[Data items]

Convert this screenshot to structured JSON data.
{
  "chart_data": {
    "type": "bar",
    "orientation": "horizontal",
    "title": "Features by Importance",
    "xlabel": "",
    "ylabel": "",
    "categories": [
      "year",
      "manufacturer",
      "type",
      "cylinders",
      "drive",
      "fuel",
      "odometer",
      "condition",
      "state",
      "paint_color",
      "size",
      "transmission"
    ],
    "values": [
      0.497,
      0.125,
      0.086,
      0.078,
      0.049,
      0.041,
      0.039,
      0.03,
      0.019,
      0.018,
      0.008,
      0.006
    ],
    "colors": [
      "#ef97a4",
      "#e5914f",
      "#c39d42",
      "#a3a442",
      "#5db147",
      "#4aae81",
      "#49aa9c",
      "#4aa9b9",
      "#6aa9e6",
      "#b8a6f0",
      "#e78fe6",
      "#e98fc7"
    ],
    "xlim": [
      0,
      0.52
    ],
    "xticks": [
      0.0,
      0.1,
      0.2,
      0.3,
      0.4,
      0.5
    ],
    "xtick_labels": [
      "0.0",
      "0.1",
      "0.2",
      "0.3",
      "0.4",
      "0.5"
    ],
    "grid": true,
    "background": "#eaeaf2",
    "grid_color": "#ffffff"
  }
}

- _Directive_: Quote the whole listing above, leaving nothing out.

- _Task solution_:
Convert this screenshot to structured JSON data.
{
  "chart_data": {
    "type": "bar",
    "orientation": "horizontal",
    "title": "Features by Importance",
    "xlabel": "",
    "ylabel": "",
    "categories": [
      "year",
      "manufacturer",
      "type",
      "cylinders",
      "drive",
      "fuel",
      "odometer",
      "condition",
      "state",
      "paint_color",
      "size",
      "transmission"
    ],
    "values": [
      0.497,
      0.125,
      0.086,
      0.078,
      0.049,
      0.041,
      0.039,
      0.03,
      0.019,
      0.018,
      0.008,
      0.006
    ],
    "colors": [
      "#ef97a4",
      "#e5914f",
      "#c39d42",
      "#a3a442",
      "#5db147",
      "#4aae81",
      "#49aa9c",
      "#4aa9b9",
      "#6aa9e6",
      "#b8a6f0",
      "#e78fe6",
      "#e98fc7"
    ],
    "xlim": [
      0,
      0.52
    ],
    "xticks": [
      0.0,
      0.1,
      0.2,
      0.3,
      0.4,
      0.5
    ],
    "xtick_labels": [
      "0.0",
      "0.1",
      "0.2",
      "0.3",
      "0.4",
      "0.5"
    ],
    "grid": true,
    "background": "#eaeaf2",
    "grid_color": "#ffffff"
  }
}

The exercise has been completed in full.